## Start Excerpted records

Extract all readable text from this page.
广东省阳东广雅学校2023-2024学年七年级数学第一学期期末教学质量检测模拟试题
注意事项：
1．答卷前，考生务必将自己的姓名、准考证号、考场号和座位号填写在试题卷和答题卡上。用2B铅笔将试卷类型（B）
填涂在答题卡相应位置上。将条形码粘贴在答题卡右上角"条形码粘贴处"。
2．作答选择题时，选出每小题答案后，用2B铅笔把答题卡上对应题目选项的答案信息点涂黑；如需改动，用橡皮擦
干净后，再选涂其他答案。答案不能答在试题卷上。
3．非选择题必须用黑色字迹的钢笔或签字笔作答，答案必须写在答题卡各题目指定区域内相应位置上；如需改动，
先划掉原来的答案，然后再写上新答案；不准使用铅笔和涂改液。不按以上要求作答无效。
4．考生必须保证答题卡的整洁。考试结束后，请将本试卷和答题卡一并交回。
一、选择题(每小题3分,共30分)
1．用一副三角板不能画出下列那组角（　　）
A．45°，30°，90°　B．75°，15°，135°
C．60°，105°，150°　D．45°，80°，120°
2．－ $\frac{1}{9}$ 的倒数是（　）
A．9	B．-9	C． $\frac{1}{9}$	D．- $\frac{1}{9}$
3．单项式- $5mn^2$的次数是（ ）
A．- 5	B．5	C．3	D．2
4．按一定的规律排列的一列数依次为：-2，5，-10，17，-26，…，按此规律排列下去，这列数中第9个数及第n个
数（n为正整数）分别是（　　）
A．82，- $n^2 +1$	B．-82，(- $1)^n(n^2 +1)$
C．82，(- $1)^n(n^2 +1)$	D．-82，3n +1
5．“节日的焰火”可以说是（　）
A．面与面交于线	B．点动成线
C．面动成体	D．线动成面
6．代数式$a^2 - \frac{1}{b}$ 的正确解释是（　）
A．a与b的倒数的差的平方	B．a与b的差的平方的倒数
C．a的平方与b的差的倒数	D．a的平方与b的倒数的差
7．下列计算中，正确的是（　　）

## End Excerpted records
## Start Excerpted records

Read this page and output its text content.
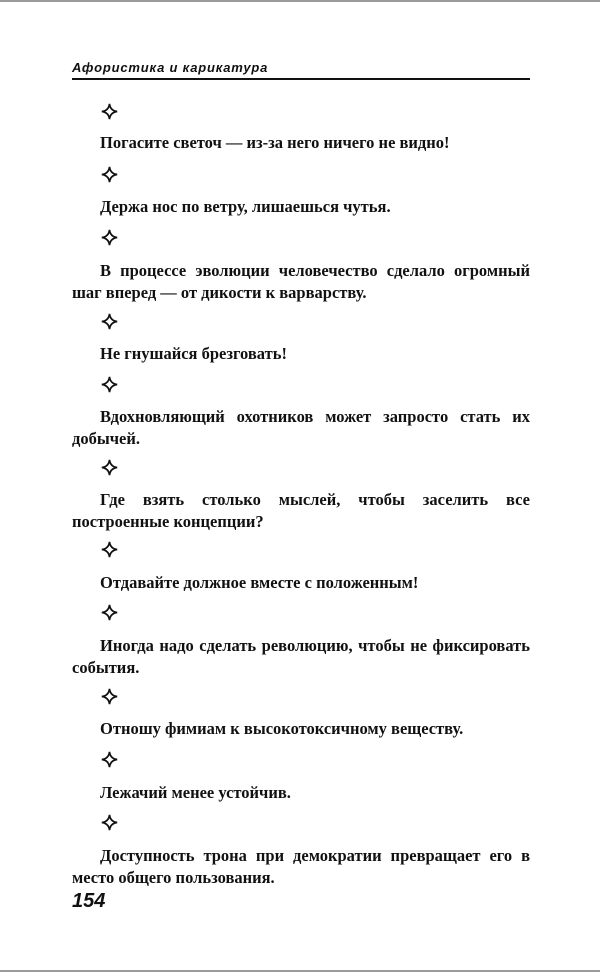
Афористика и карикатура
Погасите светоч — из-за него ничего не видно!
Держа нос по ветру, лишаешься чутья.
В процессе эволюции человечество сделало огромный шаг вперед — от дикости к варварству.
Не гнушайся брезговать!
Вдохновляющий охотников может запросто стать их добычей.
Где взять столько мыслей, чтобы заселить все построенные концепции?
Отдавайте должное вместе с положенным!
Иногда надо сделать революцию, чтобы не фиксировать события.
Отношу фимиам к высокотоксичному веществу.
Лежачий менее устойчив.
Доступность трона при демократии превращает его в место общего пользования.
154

## End Excerpted records
## Start Excerpted records

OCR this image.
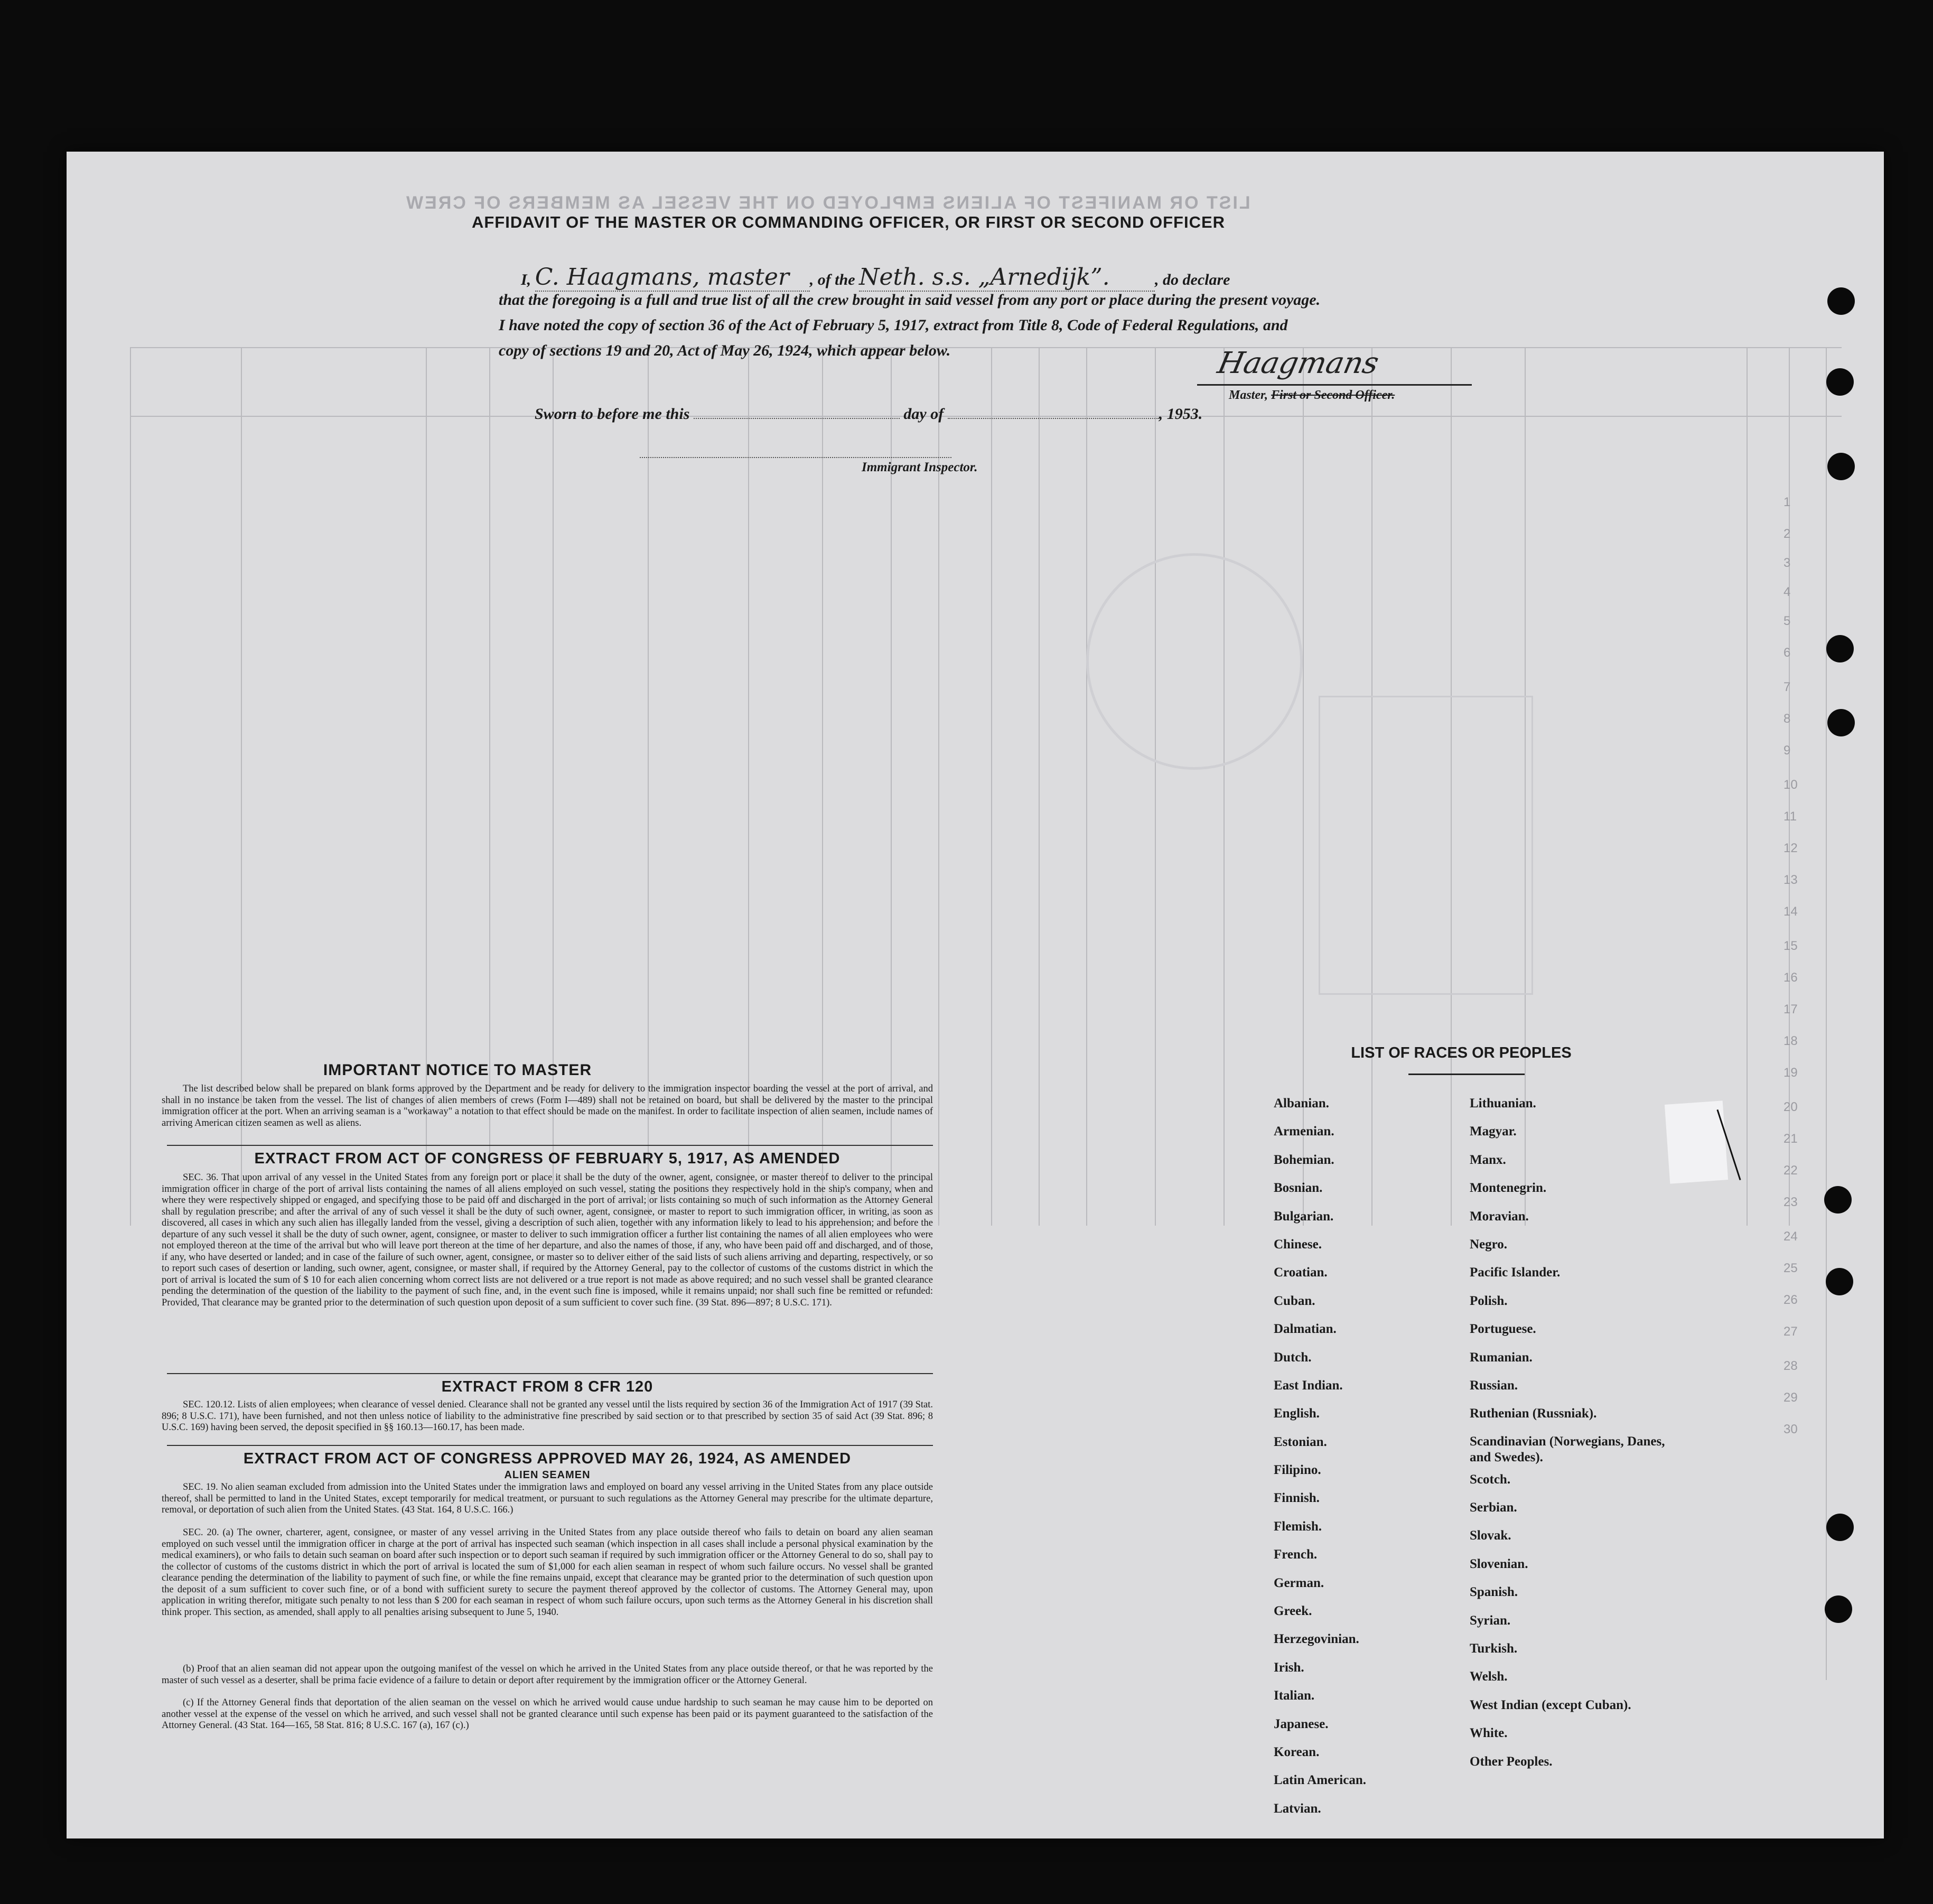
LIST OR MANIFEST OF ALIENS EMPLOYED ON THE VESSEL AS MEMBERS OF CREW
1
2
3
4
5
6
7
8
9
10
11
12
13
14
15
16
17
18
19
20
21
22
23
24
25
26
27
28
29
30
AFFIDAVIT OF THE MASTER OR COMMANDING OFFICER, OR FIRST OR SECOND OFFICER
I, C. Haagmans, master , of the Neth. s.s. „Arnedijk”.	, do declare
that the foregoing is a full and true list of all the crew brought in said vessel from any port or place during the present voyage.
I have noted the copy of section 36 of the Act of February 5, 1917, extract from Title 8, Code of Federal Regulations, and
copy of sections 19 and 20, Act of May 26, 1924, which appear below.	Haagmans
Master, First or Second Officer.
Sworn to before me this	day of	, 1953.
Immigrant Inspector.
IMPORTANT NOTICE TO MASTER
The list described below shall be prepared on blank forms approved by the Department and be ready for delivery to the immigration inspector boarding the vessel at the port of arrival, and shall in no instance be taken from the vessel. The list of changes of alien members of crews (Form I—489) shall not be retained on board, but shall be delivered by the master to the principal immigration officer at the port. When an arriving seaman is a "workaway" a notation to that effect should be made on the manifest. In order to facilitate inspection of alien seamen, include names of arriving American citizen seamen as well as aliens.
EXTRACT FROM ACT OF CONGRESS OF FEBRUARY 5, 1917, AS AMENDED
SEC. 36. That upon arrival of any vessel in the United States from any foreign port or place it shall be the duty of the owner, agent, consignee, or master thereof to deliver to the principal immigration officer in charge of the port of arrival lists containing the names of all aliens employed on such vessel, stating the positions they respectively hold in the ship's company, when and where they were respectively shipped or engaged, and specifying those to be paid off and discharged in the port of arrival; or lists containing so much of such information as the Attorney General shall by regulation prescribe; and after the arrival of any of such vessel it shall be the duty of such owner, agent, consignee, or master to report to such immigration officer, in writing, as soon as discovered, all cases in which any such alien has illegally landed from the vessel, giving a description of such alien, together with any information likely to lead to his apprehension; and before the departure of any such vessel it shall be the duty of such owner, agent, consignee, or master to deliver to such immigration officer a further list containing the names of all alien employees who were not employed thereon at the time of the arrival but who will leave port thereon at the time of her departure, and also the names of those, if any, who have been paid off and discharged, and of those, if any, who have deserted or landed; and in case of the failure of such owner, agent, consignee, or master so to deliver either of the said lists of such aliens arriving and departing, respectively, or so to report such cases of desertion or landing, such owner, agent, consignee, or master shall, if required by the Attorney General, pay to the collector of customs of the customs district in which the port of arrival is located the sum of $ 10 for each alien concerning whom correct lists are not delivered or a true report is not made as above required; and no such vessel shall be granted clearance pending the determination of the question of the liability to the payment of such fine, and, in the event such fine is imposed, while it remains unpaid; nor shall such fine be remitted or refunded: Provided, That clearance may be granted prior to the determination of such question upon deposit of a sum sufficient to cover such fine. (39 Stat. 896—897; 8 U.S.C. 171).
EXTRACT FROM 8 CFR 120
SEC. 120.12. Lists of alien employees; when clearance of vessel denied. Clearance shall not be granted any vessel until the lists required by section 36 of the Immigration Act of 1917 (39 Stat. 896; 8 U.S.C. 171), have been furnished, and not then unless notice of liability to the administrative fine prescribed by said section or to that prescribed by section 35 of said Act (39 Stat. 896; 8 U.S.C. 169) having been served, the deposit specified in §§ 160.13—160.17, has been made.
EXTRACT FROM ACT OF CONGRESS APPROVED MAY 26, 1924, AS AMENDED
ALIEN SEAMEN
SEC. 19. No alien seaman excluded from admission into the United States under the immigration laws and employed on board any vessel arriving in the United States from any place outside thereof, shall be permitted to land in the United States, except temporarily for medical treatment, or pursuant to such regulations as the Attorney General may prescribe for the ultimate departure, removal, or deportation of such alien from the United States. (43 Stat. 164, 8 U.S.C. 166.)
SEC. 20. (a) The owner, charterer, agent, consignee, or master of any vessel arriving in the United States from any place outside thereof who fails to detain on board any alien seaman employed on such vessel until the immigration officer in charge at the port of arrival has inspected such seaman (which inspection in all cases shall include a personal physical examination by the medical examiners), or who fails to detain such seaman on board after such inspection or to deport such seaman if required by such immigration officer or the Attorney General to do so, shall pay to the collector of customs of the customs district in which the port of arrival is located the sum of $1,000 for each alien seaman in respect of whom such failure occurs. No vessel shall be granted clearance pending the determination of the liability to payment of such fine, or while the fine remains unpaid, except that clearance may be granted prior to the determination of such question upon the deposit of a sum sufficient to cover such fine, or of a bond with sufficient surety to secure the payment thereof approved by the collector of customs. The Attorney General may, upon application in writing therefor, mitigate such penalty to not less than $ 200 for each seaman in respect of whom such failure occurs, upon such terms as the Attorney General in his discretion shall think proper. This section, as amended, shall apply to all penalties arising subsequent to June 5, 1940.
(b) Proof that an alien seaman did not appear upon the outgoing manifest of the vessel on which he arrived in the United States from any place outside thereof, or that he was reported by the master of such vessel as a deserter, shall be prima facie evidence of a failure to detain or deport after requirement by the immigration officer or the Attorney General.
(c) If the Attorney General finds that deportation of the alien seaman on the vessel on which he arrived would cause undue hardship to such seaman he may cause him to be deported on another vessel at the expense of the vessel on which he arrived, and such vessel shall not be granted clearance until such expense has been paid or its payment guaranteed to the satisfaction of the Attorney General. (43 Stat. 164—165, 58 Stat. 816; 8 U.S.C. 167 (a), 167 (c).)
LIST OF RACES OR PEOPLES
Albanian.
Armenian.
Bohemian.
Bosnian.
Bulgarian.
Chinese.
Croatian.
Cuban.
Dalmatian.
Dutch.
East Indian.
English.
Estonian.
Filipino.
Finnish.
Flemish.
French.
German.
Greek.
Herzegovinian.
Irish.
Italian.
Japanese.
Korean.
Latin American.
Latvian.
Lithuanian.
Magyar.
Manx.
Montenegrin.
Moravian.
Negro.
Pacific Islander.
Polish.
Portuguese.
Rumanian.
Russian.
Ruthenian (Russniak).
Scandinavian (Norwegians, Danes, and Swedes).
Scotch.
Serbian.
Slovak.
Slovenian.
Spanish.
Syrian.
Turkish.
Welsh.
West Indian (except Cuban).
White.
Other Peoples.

## End Excerpted records

#### [Problem description]
Extract each line from the entries above that contains the string "чтобы".

#### [The response]
Где взять столько мыслей, чтобы заселить все построенные концепции?
Иногда надо сделать революцию, чтобы не фиксировать события.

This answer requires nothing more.